>> BEGIN Given records

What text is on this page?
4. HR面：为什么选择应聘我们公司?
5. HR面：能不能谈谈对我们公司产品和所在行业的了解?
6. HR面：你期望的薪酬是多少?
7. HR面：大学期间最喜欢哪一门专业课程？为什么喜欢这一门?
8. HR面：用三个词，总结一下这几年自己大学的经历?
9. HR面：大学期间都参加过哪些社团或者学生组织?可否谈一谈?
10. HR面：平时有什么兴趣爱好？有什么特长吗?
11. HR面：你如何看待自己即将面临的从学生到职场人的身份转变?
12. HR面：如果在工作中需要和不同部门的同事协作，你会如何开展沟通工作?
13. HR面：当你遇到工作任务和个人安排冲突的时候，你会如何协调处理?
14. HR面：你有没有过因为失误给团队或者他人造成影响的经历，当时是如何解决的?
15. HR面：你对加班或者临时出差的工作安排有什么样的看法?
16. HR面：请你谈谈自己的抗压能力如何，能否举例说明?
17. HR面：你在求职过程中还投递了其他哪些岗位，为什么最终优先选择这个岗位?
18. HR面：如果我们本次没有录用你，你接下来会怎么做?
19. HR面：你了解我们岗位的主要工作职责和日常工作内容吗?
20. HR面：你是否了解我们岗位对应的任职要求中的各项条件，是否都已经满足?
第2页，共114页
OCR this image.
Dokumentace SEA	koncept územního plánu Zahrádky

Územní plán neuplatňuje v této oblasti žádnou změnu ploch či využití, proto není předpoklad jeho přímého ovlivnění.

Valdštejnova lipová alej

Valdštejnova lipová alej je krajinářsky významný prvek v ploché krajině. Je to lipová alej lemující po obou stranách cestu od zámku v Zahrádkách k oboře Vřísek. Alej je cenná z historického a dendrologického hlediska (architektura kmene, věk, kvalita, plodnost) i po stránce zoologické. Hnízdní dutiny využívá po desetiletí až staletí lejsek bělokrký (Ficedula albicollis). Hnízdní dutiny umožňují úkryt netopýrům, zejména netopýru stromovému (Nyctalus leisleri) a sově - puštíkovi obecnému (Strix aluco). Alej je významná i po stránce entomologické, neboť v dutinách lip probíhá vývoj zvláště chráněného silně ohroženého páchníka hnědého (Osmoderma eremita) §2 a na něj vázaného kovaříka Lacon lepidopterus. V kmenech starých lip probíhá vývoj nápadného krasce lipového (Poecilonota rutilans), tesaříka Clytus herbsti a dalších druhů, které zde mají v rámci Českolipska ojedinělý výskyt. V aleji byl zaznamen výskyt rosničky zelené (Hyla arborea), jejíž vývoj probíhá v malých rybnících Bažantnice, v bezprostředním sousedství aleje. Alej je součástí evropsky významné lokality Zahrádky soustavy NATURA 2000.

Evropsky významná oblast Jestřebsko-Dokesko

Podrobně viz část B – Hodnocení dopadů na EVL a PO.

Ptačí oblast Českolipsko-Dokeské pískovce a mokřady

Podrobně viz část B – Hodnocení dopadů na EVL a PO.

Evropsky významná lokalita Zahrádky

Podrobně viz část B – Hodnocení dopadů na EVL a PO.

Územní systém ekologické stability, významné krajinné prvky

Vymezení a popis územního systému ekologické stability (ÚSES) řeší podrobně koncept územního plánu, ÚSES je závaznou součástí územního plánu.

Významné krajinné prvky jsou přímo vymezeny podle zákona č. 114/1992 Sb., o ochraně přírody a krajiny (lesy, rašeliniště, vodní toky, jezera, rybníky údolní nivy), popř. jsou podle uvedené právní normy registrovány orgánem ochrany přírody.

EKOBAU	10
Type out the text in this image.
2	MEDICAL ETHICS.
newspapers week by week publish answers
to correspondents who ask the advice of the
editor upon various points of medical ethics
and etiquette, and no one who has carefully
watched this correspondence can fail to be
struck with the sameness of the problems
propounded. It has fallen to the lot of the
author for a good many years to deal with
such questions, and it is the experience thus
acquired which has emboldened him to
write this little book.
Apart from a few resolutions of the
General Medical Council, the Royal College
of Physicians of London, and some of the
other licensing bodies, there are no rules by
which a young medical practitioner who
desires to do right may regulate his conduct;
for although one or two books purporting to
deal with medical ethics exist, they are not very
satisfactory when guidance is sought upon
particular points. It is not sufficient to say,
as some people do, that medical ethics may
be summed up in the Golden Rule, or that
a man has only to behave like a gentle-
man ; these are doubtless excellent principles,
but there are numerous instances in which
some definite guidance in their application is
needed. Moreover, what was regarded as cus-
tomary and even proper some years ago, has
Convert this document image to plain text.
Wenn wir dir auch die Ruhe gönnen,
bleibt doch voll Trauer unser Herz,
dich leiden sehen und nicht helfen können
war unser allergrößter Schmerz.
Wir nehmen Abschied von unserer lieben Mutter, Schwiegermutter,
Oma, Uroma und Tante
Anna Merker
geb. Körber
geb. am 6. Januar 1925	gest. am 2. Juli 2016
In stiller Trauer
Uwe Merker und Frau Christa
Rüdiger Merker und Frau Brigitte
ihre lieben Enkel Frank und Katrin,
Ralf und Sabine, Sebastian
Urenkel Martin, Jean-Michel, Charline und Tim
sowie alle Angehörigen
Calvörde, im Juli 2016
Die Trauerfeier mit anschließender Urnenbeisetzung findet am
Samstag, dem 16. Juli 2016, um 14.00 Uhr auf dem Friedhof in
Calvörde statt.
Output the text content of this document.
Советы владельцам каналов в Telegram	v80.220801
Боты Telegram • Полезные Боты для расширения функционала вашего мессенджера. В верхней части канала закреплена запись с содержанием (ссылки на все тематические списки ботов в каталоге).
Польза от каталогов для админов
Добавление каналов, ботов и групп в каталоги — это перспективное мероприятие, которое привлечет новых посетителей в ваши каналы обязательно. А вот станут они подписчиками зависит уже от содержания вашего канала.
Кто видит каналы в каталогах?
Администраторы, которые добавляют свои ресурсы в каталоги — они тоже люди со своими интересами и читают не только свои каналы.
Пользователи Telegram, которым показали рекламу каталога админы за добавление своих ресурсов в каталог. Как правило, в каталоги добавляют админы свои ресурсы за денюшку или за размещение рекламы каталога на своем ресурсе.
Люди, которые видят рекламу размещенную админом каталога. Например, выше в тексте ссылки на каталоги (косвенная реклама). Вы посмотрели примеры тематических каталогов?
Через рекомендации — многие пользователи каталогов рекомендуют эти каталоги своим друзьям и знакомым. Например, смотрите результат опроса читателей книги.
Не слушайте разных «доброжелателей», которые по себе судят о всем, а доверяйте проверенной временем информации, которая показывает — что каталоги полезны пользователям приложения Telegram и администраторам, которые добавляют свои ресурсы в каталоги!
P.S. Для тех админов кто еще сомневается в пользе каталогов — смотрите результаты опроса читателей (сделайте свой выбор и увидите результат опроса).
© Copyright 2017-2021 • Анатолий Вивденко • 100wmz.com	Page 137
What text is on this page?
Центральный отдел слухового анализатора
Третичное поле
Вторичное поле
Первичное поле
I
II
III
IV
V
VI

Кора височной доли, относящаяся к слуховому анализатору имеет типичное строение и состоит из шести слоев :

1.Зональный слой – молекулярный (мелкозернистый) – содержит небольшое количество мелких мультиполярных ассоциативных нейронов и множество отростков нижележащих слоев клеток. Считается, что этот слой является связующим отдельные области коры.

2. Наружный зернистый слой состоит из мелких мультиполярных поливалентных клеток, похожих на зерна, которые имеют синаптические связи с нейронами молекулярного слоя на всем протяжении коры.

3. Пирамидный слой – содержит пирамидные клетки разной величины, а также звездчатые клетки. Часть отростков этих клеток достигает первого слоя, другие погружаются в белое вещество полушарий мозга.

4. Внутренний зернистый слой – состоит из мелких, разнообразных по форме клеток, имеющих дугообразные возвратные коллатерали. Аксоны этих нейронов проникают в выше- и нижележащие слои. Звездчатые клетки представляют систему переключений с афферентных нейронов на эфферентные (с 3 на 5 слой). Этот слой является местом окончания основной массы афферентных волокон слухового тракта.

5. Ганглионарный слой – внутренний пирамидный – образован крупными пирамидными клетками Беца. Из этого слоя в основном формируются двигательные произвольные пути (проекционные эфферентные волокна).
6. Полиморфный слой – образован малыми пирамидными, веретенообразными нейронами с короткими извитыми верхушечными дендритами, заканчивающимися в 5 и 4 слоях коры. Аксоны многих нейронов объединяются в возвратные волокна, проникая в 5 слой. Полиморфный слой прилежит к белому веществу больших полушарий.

>> END Given records

Instructions to follow →
Gather up the lines that contain the word "Frau".

Full output →
Uwe Merker und Frau Christa
Rüdiger Merker und Frau Brigitte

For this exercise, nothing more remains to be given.